### EXERCISE DIRECTIONS
Take the listing and print it in full, exactly as given.

### PROVIDED RECORDS
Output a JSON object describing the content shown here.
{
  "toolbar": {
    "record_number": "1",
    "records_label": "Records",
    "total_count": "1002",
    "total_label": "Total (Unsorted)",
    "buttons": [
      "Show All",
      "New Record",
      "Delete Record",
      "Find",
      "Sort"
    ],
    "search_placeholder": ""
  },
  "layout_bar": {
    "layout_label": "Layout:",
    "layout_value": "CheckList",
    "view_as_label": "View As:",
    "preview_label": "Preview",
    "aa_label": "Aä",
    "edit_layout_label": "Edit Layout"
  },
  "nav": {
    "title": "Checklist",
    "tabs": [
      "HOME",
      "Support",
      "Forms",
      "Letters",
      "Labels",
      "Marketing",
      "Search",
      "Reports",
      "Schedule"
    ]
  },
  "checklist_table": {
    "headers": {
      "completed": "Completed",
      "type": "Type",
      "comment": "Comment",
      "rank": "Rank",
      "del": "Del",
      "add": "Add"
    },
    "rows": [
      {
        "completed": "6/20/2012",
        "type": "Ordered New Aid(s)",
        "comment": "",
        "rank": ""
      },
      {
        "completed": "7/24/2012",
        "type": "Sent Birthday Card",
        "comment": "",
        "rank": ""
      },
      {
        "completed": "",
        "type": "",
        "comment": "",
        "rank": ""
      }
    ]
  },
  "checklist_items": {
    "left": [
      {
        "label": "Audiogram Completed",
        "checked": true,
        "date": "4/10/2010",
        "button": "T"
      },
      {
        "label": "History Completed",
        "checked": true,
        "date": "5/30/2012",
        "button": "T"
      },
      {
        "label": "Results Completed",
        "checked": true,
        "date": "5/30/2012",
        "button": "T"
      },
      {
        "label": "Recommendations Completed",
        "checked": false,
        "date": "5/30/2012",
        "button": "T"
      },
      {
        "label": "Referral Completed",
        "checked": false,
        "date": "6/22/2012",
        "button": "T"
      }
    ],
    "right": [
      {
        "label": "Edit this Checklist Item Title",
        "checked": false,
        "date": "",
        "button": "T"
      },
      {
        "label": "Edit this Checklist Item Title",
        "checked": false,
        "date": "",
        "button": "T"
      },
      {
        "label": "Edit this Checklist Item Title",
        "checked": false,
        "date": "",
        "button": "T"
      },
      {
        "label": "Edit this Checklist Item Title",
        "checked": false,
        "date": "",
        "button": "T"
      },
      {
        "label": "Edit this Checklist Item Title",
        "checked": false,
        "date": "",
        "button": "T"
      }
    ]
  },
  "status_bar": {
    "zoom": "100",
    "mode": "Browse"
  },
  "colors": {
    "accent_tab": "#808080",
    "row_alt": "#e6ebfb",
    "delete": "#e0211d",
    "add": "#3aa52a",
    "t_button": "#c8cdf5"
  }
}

### OUTPUT BELOW
Output a JSON object describing the content shown here.
{
  "toolbar": {
    "record_number": "1",
    "records_label": "Records",
    "total_count": "1002",
    "total_label": "Total (Unsorted)",
    "buttons": [
      "Show All",
      "New Record",
      "Delete Record",
      "Find",
      "Sort"
    ],
    "search_placeholder": ""
  },
  "layout_bar": {
    "layout_label": "Layout:",
    "layout_value": "CheckList",
    "view_as_label": "View As:",
    "preview_label": "Preview",
    "aa_label": "Aä",
    "edit_layout_label": "Edit Layout"
  },
  "nav": {
    "title": "Checklist",
    "tabs": [
      "HOME",
      "Support",
      "Forms",
      "Letters",
      "Labels",
      "Marketing",
      "Search",
      "Reports",
      "Schedule"
    ]
  },
  "checklist_table": {
    "headers": {
      "completed": "Completed",
      "type": "Type",
      "comment": "Comment",
      "rank": "Rank",
      "del": "Del",
      "add": "Add"
    },
    "rows": [
      {
        "completed": "6/20/2012",
        "type": "Ordered New Aid(s)",
        "comment": "",
        "rank": ""
      },
      {
        "completed": "7/24/2012",
        "type": "Sent Birthday Card",
        "comment": "",
        "rank": ""
      },
      {
        "completed": "",
        "type": "",
        "comment": "",
        "rank": ""
      }
    ]
  },
  "checklist_items": {
    "left": [
      {
        "label": "Audiogram Completed",
        "checked": true,
        "date": "4/10/2010",
        "button": "T"
      },
      {
        "label": "History Completed",
        "checked": true,
        "date": "5/30/2012",
        "button": "T"
      },
      {
        "label": "Results Completed",
        "checked": true,
        "date": "5/30/2012",
        "button": "T"
      },
      {
        "label": "Recommendations Completed",
        "checked": false,
        "date": "5/30/2012",
        "button": "T"
      },
      {
        "label": "Referral Completed",
        "checked": false,
        "date": "6/22/2012",
        "button": "T"
      }
    ],
    "right": [
      {
        "label": "Edit this Checklist Item Title",
        "checked": false,
        "date": "",
        "button": "T"
      },
      {
        "label": "Edit this Checklist Item Title",
        "checked": false,
        "date": "",
        "button": "T"
      },
      {
        "label": "Edit this Checklist Item Title",
        "checked": false,
        "date": "",
        "button": "T"
      },
      {
        "label": "Edit this Checklist Item Title",
        "checked": false,
        "date": "",
        "button": "T"
      },
      {
        "label": "Edit this Checklist Item Title",
        "checked": false,
        "date": "",
        "button": "T"
      }
    ]
  },
  "status_bar": {
    "zoom": "100",
    "mode": "Browse"
  },
  "colors": {
    "accent_tab": "#808080",
    "row_alt": "#e6ebfb",
    "delete": "#e0211d",
    "add": "#3aa52a",
    "t_button": "#c8cdf5"
  }
}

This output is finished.